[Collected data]

— Begin —

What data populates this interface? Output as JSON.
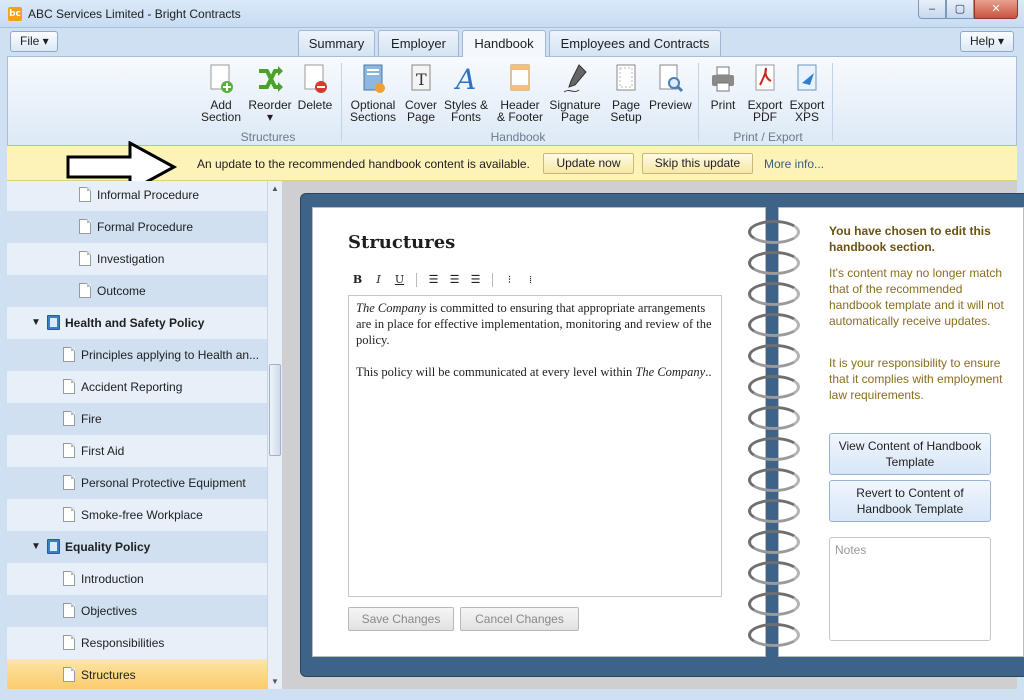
{
  "window": {
    "title": "ABC Services Limited - Bright Contracts",
    "logo_text": "bc",
    "min": "‒",
    "max": "▢",
    "close": "✕"
  },
  "menu": {
    "file": "File ▾",
    "help": "Help ▾"
  },
  "tabs": [
    "Summary",
    "Employer",
    "Handbook",
    "Employees and Contracts"
  ],
  "ribbon": {
    "structures": {
      "label": "Structures",
      "add": "Add Section",
      "reorder": "Reorder ▾",
      "delete": "Delete"
    },
    "handbook": {
      "label": "Handbook",
      "optional": "Optional Sections",
      "cover": "Cover Page",
      "styles": "Styles & Fonts",
      "header": "Header & Footer",
      "signature": "Signature Page",
      "setup": "Page Setup",
      "preview": "Preview"
    },
    "print": {
      "label": "Print / Export",
      "print": "Print",
      "pdf": "Export PDF",
      "xps": "Export XPS"
    }
  },
  "notice": {
    "text": "An update to the recommended handbook content is available.",
    "update": "Update now",
    "skip": "Skip this update",
    "more": "More info..."
  },
  "tree": [
    {
      "label": "Informal Procedure"
    },
    {
      "label": "Formal Procedure"
    },
    {
      "label": "Investigation"
    },
    {
      "label": "Outcome"
    },
    {
      "label": "Health and Safety Policy"
    },
    {
      "label": "Principles applying to Health an..."
    },
    {
      "label": "Accident Reporting"
    },
    {
      "label": "Fire"
    },
    {
      "label": "First Aid"
    },
    {
      "label": "Personal Protective Equipment"
    },
    {
      "label": "Smoke-free Workplace"
    },
    {
      "label": "Equality Policy"
    },
    {
      "label": "Introduction"
    },
    {
      "label": "Objectives"
    },
    {
      "label": "Responsibilities"
    },
    {
      "label": "Structures"
    }
  ],
  "editor": {
    "title": "Structures",
    "p1_em": "The Company",
    "p1_rest": " is committed to ensuring that appropriate arrangements are in place for effective implementation, monitoring and review of the policy.",
    "p2_text": "This policy will be communicated at every level within ",
    "p2_em": "The Company",
    "p2_end": "..",
    "save": "Save Changes",
    "cancel": "Cancel Changes"
  },
  "side": {
    "title": "You have chosen to edit this handbook section.",
    "p1": "It's content may no longer match that of the recommended handbook template and it will not automatically receive updates.",
    "p2": "It is your responsibility to ensure that it complies with employment law requirements.",
    "view": "View Content of Handbook Template",
    "revert": "Revert to Content of Handbook Template",
    "notes_placeholder": "Notes"
  }
}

— End —

-- Short task --
Search the entries for the word "Contracts", then gather every line that has it.

-- Written reply --
    "title": "ABC Services Limited - Bright Contracts",
    "Employees and Contracts"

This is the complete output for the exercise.